*Exercise task*
Extract every line that contains the string "беразе".

*Records for the task*
══════════════════════════════

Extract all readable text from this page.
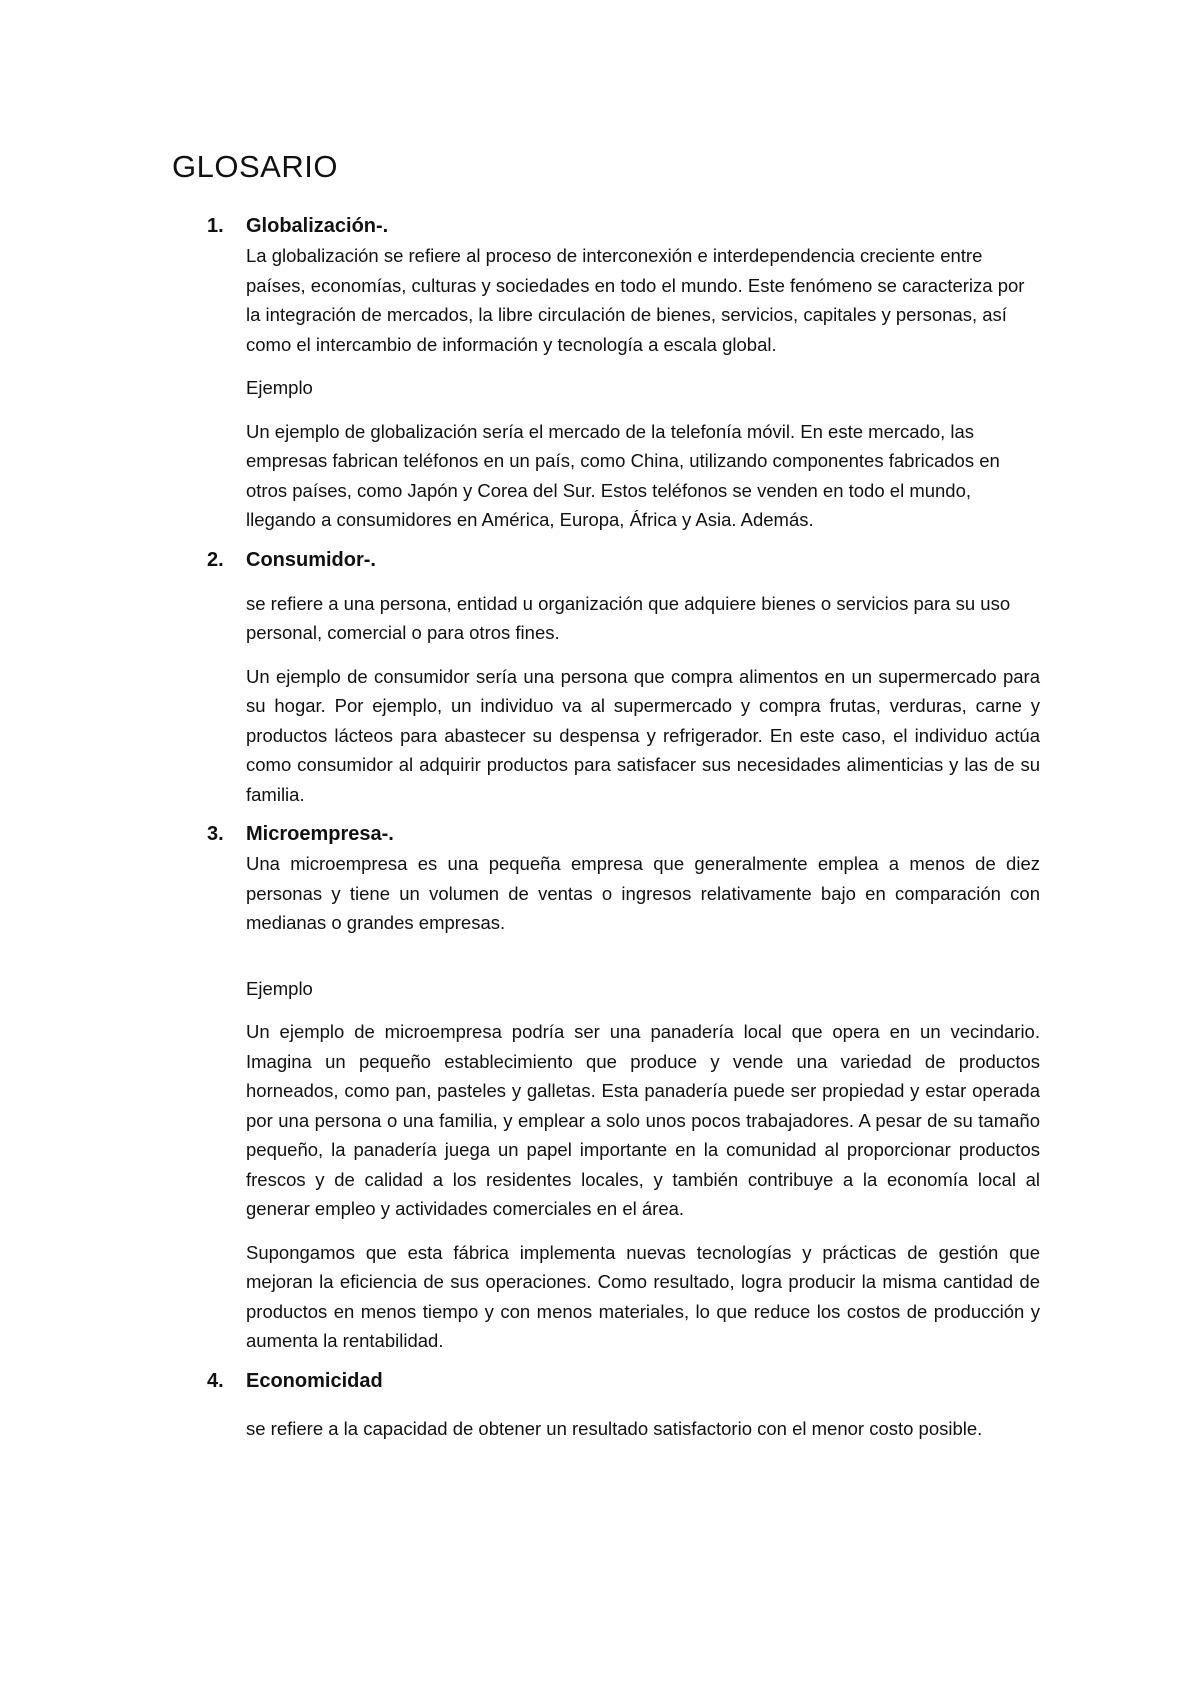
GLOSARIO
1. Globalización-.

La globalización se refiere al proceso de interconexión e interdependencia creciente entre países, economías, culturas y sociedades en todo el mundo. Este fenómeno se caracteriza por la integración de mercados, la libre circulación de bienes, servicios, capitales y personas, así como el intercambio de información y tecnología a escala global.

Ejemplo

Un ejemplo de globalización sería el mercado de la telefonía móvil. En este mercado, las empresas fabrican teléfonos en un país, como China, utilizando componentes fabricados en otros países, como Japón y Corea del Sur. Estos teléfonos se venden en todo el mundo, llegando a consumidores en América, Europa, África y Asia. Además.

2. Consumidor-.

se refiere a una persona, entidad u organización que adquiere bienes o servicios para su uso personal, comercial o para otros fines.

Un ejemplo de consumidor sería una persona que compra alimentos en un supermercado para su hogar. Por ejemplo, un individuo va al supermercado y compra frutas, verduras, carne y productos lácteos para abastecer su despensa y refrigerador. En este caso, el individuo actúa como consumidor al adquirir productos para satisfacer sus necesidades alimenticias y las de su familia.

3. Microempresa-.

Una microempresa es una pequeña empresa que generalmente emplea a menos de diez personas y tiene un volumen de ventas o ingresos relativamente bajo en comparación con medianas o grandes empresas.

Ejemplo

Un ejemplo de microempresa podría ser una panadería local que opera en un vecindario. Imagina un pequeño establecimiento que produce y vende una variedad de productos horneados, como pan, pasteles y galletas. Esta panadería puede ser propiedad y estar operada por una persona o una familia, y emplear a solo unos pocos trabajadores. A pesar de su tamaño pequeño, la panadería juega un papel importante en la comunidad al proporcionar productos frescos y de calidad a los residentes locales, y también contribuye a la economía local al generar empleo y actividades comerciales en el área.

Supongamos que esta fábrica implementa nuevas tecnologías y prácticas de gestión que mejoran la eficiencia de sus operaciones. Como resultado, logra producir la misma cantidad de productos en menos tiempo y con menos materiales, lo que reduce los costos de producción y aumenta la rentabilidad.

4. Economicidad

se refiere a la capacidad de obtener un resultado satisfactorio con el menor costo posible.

══════════════════════════════

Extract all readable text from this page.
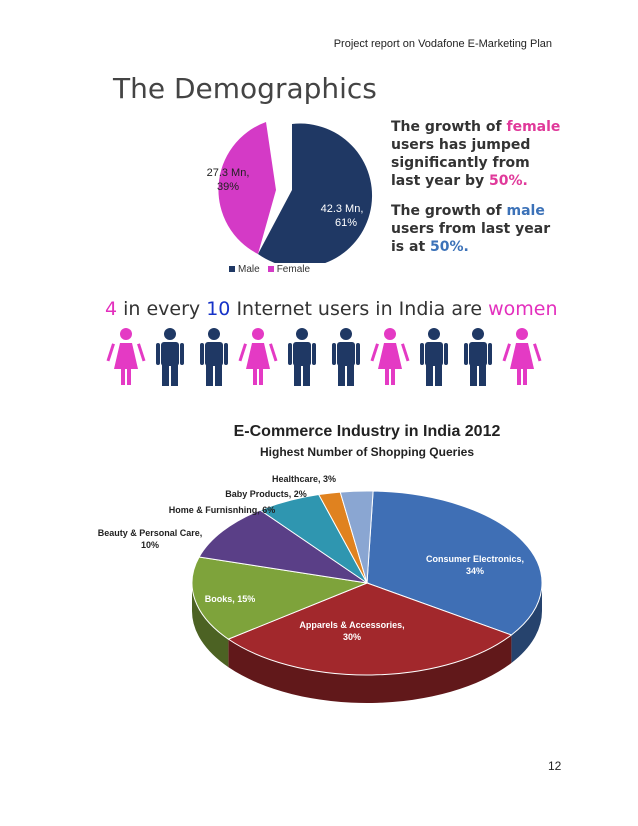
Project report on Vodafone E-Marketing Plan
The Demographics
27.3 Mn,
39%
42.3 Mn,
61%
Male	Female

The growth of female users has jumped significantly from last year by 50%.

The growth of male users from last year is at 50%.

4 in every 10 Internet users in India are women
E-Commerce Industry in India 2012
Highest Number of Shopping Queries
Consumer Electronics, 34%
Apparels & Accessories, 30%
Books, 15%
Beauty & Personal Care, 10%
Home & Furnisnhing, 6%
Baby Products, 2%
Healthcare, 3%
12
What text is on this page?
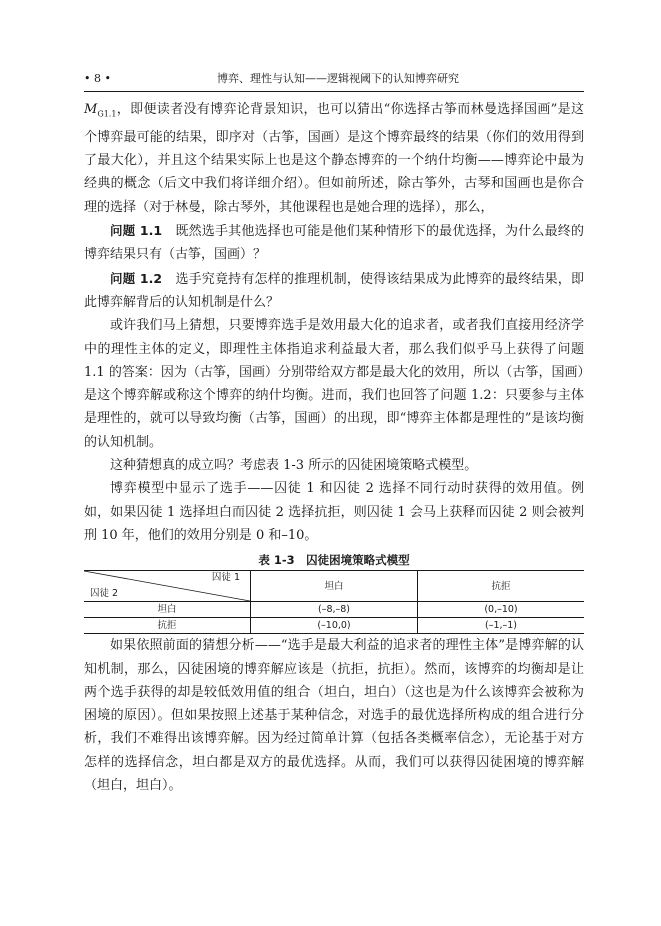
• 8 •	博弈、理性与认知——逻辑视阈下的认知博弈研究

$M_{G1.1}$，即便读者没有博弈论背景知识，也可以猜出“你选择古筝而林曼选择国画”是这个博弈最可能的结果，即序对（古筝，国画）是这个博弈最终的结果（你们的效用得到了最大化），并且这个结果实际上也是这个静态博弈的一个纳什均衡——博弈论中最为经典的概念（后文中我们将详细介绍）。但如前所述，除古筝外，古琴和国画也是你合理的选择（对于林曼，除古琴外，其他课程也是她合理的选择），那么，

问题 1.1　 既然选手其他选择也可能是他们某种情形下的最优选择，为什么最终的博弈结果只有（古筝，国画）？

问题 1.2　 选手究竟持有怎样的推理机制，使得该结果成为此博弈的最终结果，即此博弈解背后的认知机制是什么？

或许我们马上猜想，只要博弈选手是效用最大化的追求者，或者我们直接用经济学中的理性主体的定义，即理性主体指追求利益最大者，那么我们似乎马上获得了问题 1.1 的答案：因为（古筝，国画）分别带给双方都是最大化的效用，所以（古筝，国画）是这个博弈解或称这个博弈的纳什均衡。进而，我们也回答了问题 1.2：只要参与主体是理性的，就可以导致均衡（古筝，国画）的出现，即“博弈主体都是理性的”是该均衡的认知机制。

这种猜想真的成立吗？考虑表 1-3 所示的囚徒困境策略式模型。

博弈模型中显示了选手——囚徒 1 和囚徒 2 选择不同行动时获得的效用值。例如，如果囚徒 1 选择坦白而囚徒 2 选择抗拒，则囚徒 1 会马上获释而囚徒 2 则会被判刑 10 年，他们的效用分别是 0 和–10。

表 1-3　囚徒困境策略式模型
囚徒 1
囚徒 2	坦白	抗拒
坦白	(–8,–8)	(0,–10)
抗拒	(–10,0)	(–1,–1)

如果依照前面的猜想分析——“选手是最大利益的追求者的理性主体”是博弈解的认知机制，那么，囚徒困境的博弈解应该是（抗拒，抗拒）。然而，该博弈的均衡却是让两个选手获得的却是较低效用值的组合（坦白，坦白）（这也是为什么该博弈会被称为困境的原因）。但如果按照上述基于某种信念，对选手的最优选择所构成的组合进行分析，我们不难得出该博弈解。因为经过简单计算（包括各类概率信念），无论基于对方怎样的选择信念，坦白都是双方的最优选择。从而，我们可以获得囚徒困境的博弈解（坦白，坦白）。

══════════════════════════════

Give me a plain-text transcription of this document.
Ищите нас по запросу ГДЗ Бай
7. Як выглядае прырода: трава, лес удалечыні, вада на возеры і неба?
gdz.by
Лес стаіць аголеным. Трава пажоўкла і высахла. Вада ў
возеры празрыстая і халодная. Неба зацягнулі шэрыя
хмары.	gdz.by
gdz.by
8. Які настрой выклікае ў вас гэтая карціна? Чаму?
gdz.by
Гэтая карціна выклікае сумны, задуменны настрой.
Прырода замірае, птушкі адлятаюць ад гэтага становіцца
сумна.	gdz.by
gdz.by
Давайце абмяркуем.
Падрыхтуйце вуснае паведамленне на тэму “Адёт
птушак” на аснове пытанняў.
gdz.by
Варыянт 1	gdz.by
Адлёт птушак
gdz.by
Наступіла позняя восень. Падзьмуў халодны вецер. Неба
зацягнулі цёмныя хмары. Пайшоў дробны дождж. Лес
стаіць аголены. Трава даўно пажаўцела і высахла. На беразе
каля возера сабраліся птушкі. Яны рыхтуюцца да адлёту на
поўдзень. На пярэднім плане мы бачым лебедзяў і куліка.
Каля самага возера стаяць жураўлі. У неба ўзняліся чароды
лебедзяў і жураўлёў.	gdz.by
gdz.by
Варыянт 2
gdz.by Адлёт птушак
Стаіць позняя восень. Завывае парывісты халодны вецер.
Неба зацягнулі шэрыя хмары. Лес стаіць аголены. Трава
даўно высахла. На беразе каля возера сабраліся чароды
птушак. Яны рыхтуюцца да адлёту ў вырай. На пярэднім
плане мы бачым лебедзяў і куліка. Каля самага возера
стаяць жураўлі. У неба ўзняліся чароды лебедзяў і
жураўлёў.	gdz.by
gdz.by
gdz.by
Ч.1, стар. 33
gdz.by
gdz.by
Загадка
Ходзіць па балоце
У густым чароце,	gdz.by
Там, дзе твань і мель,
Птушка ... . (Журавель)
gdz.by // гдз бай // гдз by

══════════════════════════════

*Right answer*
стаіць аголены. Трава даўно пажаўцела і высахла. На беразе
даўно высахла. На беразе каля возера сабраліся чароды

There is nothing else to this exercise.